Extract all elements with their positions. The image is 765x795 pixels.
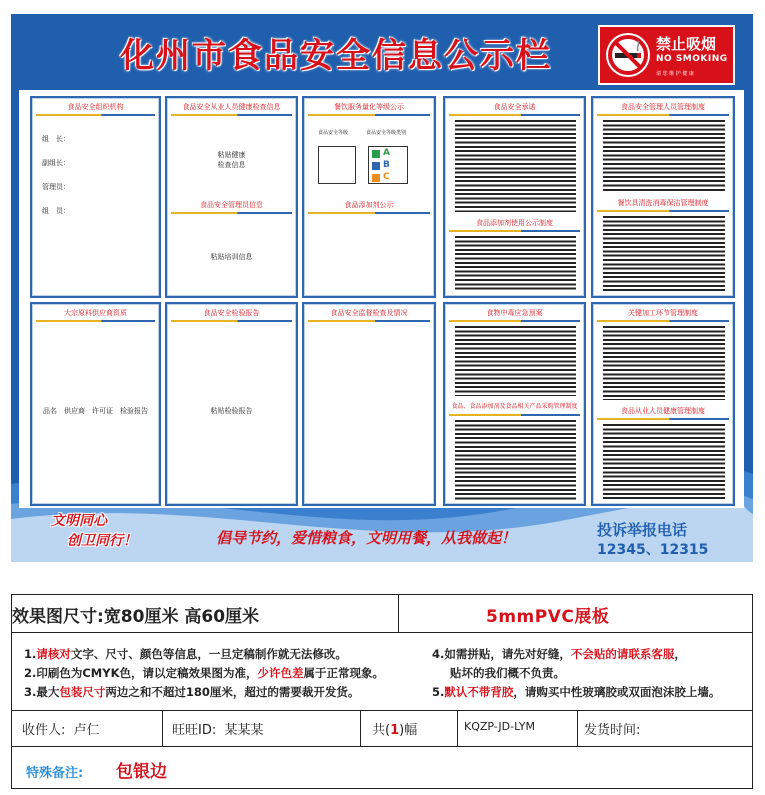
piece-count: 共(1)幅 — [372, 723, 418, 738]
panel-process-title: 关键加工环节管理制度 — [628, 309, 698, 317]
piece-count-value: 1 — [390, 723, 400, 738]
size-value: 宽80厘米 高60厘米 — [103, 607, 260, 627]
panel-purchase-title: 大宗原料供应商资质 — [64, 309, 127, 317]
promise-text-lines — [455, 120, 576, 212]
slogan-center: 倡导节约，爱惜粮食，文明用餐，从我做起！ — [216, 529, 517, 547]
panel-purchase — [30, 302, 161, 506]
panel-process-subtitle: 食品从业人员健康管理制度 — [621, 407, 705, 415]
no-smoking-small: 请 您 维 护 健 康 — [656, 71, 694, 77]
grade-label-2: 食品安全等级类别 — [366, 130, 407, 136]
grade-abc-icon — [368, 146, 408, 184]
note-4-line2: 贴坏的我们概不负责。 — [450, 666, 565, 680]
org-field-leader: 组 长： — [42, 135, 70, 143]
panel-emergency — [443, 302, 586, 506]
slogan-left-1: 文明同心 — [51, 513, 107, 529]
promise-sub-lines — [455, 236, 576, 292]
grade-box — [318, 146, 356, 184]
panel-promise — [443, 96, 586, 298]
panel-emergency-title: 食物中毒应急预案 — [486, 309, 543, 317]
receiver: 收件人: 卢仁 — [22, 723, 100, 738]
note-2: 2.印刷色为CMYK色，请以定稿效果图为准，少许色差属于正常现象。 — [24, 666, 384, 680]
no-smoking-cn: 禁止吸烟 — [656, 35, 717, 53]
panel-grade-title: 餐饮服务量化等级公示 — [334, 103, 404, 111]
board-content-area — [19, 90, 744, 508]
size-label: 效果图尺寸: — [12, 607, 104, 627]
panel-manager — [591, 96, 735, 298]
note-5: 5.默认不带背胶，请购买中性玻璃胶或双面泡沫胶上墙。 — [432, 685, 721, 699]
slogan-left-2: 创卫同行！ — [67, 533, 137, 549]
panel-supervise — [302, 302, 436, 506]
panel-manager-subtitle: 餐饮具清洗消毒保洁管理制度 — [617, 199, 709, 207]
size-spec — [12, 602, 259, 627]
manager-sub-lines — [603, 216, 725, 292]
panel-manager-title: 食品安全管理人员管理制度 — [621, 103, 705, 111]
wangwang-value: 某某某 — [224, 723, 264, 738]
health-text-2: 检查信息 — [217, 161, 246, 169]
panel-health-title: 食品安全从业人员健康检查信息 — [182, 103, 281, 111]
org-field-admin: 管理员： — [42, 183, 70, 191]
complaint-label: 投诉举报电话 — [597, 521, 688, 539]
org-field-vice: 副组长： — [42, 159, 70, 167]
purchase-text: 品名 供应商 许可证 检验报告 — [43, 407, 148, 415]
panel-health-subtitle: 食品安全管理员信息 — [200, 201, 263, 209]
panel-process — [591, 302, 735, 506]
note-1: 1.请核对文字、尺寸、颜色等信息，一旦定稿制作就无法修改。 — [24, 647, 347, 661]
material-spec: 5mmPVC展板 — [486, 607, 610, 627]
panel-grade-subtitle: 食品添加剂公示 — [344, 201, 394, 209]
panel-org-title: 食品安全组织机构 — [67, 103, 124, 111]
inspect-text: 粘贴检验报告 — [210, 407, 253, 415]
panel-health — [165, 96, 298, 298]
ship-time: 发货时间: — [584, 723, 641, 738]
health-text-1: 粘贴健康 — [217, 151, 246, 159]
panel-emergency-subtitle: 食品、食品添加剂及食品相关产品采购管理制度 — [451, 403, 578, 410]
panel-grade — [302, 96, 436, 298]
emergency-sub-lines — [455, 420, 576, 500]
panel-org — [30, 96, 161, 298]
process-sub-lines — [603, 424, 725, 500]
grade-letter-c: C — [383, 172, 390, 182]
note-3: 3.最大包装尺寸两边之和不超过180厘米，超过的需要裁开发货。 — [24, 685, 360, 699]
bulletin-board — [11, 14, 753, 562]
product-code: KQZP-JD-LYM — [464, 720, 535, 733]
receiver-value: 卢仁 — [73, 723, 100, 738]
manager-text-lines — [603, 120, 725, 192]
no-smoking-sign — [598, 25, 735, 85]
org-field-member: 组 员： — [42, 207, 70, 215]
panel-promise-subtitle: 食品添加剂使用公示制度 — [476, 219, 553, 227]
note-4: 4.如需拼贴，请先对好缝，不会贴的请联系客服， — [432, 647, 686, 661]
no-smoking-en: NO SMOKING — [656, 54, 728, 64]
board-title: 化州市食品安全信息公示栏 — [120, 36, 552, 76]
no-smoking-icon — [606, 33, 650, 77]
panel-inspect-title: 食品安全检验报告 — [203, 309, 260, 317]
grade-letter-a: A — [383, 148, 390, 158]
remark-value: 包银边 — [116, 762, 167, 782]
health-sub-text: 粘贴培训信息 — [210, 253, 253, 261]
emergency-text-lines — [455, 326, 576, 396]
panel-supervise-title: 食品安全监督检查及情况 — [330, 309, 408, 317]
complaint-numbers: 12345、12315 — [597, 542, 709, 558]
panel-inspect — [165, 302, 298, 506]
wangwang-id: 旺旺ID: 某某某 — [172, 723, 264, 738]
panel-promise-title: 食品安全承诺 — [493, 103, 536, 111]
grade-letter-b: B — [383, 160, 390, 170]
grade-label-1: 食品安全等级 — [318, 130, 349, 136]
process-text-lines — [603, 326, 725, 400]
remark-label: 特殊备注: — [26, 766, 84, 781]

# [Task requirements]
Please rewrite the lines of the entries above as a JSON list of strings, one string per line, with blank lines skipped and the pictures left out.

# [Complete answer]
[
  "Extract all elements with their positions. The image is 765x795 pixels.",
  "piece-count: 共(1)幅 — [372, 723, 418, 738]",
  "panel-process-title: 关键加工环节管理制度 — [628, 309, 698, 317]",
  "piece-count-value: 1 — [390, 723, 400, 738]",
  "size-value: 宽80厘米 高60厘米 — [103, 607, 260, 627]",
  "panel-purchase-title: 大宗原料供应商资质 — [64, 309, 127, 317]",
  "promise-text-lines — [455, 120, 576, 212]",
  "slogan-center: 倡导节约，爱惜粮食，文明用餐，从我做起！ — [216, 529, 517, 547]",
  "panel-purchase — [30, 302, 161, 506]",
  "panel-process-subtitle: 食品从业人员健康管理制度 — [621, 407, 705, 415]",
  "no-smoking-small: 请 您 维 护 健 康 — [656, 71, 694, 77]",
  "grade-label-2: 食品安全等级类别 — [366, 130, 407, 136]",
  "grade-abc-icon — [368, 146, 408, 184]",
  "note-4-line2: 贴坏的我们概不负责。 — [450, 666, 565, 680]",
  "org-field-leader: 组 长： — [42, 135, 70, 143]",
  "panel-emergency — [443, 302, 586, 506]",
  "slogan-left-1: 文明同心 — [51, 513, 107, 529]",
  "promise-sub-lines — [455, 236, 576, 292]",
  "grade-box — [318, 146, 356, 184]",
  "panel-promise — [443, 96, 586, 298]",
  "panel-emergency-title: 食物中毒应急预案 — [486, 309, 543, 317]",
  "receiver: 收件人: 卢仁 — [22, 723, 100, 738]",
  "note-2: 2.印刷色为CMYK色，请以定稿效果图为准，少许色差属于正常现象。 — [24, 666, 384, 680]",
  "no-smoking-cn: 禁止吸烟 — [656, 35, 717, 53]",
  "panel-grade-title: 餐饮服务量化等级公示 — [334, 103, 404, 111]",
  "board-content-area — [19, 90, 744, 508]",
  "size-label: 效果图尺寸: — [12, 607, 104, 627]",
  "panel-manager — [591, 96, 735, 298]",
  "note-5: 5.默认不带背胶，请购买中性玻璃胶或双面泡沫胶上墙。 — [432, 685, 721, 699]",
  "slogan-left-2: 创卫同行！ — [67, 533, 137, 549]",
  "panel-supervise — [302, 302, 436, 506]",
  "panel-manager-subtitle: 餐饮具清洗消毒保洁管理制度 — [617, 199, 709, 207]",
  "size-spec — [12, 602, 259, 627]",
  "manager-sub-lines — [603, 216, 725, 292]",
  "panel-manager-title: 食品安全管理人员管理制度 — [621, 103, 705, 111]",
  "wangwang-value: 某某某 — [224, 723, 264, 738]",
  "health-text-2: 检查信息 — [217, 161, 246, 169]",
  "panel-health-title: 食品安全从业人员健康检查信息 — [182, 103, 281, 111]",
  "org-field-admin: 管理员： — [42, 183, 70, 191]",
  "complaint-label: 投诉举报电话 — [597, 521, 688, 539]",
  "org-field-vice: 副组长： — [42, 159, 70, 167]",
  "purchase-text: 品名 供应商 许可证 检验报告 — [43, 407, 148, 415]",
  "panel-health-subtitle: 食品安全管理员信息 — [200, 201, 263, 209]",
  "panel-process — [591, 302, 735, 506]",
  "note-1: 1.请核对文字、尺寸、颜色等信息，一旦定稿制作就无法修改。 — [24, 647, 347, 661]",
  "material-spec: 5mmPVC展板 — [486, 607, 610, 627]",
  "panel-grade-subtitle: 食品添加剂公示 — [344, 201, 394, 209]",
  "panel-org-title: 食品安全组织机构 — [67, 103, 124, 111]",
  "inspect-text: 粘贴检验报告 — [210, 407, 253, 415]",
  "panel-health — [165, 96, 298, 298]",
  "ship-time: 发货时间: — [584, 723, 641, 738]",
  "health-text-1: 粘贴健康 — [217, 151, 246, 159]",
  "panel-emergency-subtitle: 食品、食品添加剂及食品相关产品采购管理制度 — [451, 403, 578, 410]",
  "panel-grade — [302, 96, 436, 298]",
  "emergency-sub-lines — [455, 420, 576, 500]",
  "panel-org — [30, 96, 161, 298]",
  "process-sub-lines — [603, 424, 725, 500]",
  "grade-letter-c: C — [383, 172, 390, 182]",
  "note-3: 3.最大包装尺寸两边之和不超过180厘米，超过的需要裁开发货。 — [24, 685, 360, 699]",
  "bulletin-board — [11, 14, 753, 562]",
  "product-code: KQZP-JD-LYM — [464, 720, 535, 733]",
  "receiver-value: 卢仁 — [73, 723, 100, 738]",
  "manager-text-lines — [603, 120, 725, 192]",
  "no-smoking-sign — [598, 25, 735, 85]",
  "org-field-member: 组 员： — [42, 207, 70, 215]",
  "panel-promise-subtitle: 食品添加剂使用公示制度 — [476, 219, 553, 227]",
  "note-4: 4.如需拼贴，请先对好缝，不会贴的请联系客服， — [432, 647, 686, 661]",
  "no-smoking-en: NO SMOKING — [656, 54, 728, 64]",
  "board-title: 化州市食品安全信息公示栏 — [120, 36, 552, 76]",
  "no-smoking-icon — [606, 33, 650, 77]",
  "panel-inspect-title: 食品安全检验报告 — [203, 309, 260, 317]",
  "grade-letter-a: A — [383, 148, 390, 158]",
  "remark-value: 包银边 — [116, 762, 167, 782]",
  "health-sub-text: 粘贴培训信息 — [210, 253, 253, 261]",
  "emergency-text-lines — [455, 326, 576, 396]",
  "panel-supervise-title: 食品安全监督检查及情况 — [330, 309, 408, 317]",
  "complaint-numbers: 12345、12315 — [597, 542, 709, 558]",
  "panel-inspect — [165, 302, 298, 506]",
  "wangwang-id: 旺旺ID: 某某某 — [172, 723, 264, 738]",
  "panel-promise-title: 食品安全承诺 — [493, 103, 536, 111]",
  "grade-letter-b: B — [383, 160, 390, 170]",
  "grade-label-1: 食品安全等级 — [318, 130, 349, 136]",
  "process-text-lines — [603, 326, 725, 400]",
  "remark-label: 特殊备注: — [26, 766, 84, 781]"
]